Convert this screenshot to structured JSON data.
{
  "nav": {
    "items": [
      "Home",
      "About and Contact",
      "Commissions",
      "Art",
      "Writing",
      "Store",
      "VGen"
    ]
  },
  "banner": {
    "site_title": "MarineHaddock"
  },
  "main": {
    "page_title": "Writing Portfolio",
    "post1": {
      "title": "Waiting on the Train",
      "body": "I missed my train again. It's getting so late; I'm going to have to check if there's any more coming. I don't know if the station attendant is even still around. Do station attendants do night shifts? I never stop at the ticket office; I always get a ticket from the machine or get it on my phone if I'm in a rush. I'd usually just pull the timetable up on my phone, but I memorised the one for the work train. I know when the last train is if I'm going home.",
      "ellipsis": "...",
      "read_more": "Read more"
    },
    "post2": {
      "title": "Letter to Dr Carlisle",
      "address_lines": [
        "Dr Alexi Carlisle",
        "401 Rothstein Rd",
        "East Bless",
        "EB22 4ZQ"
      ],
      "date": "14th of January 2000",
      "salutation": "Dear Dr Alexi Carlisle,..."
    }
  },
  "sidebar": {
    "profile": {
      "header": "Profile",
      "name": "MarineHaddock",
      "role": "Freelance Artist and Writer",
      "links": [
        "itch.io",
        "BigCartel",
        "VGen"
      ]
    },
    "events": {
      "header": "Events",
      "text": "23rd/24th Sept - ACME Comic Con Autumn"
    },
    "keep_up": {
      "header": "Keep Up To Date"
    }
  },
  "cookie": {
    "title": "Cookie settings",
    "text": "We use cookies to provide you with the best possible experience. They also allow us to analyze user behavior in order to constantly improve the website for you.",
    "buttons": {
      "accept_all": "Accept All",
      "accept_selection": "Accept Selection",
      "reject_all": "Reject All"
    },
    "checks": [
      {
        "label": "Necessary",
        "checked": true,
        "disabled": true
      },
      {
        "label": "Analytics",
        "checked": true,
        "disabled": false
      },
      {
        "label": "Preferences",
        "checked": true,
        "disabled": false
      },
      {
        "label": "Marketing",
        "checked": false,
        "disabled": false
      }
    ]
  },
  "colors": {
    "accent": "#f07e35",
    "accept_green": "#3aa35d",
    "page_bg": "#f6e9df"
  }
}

Written instruction — Each line in the material either holds the string "text" or does not. State how many do, and nothing else.

Exercise answer — 2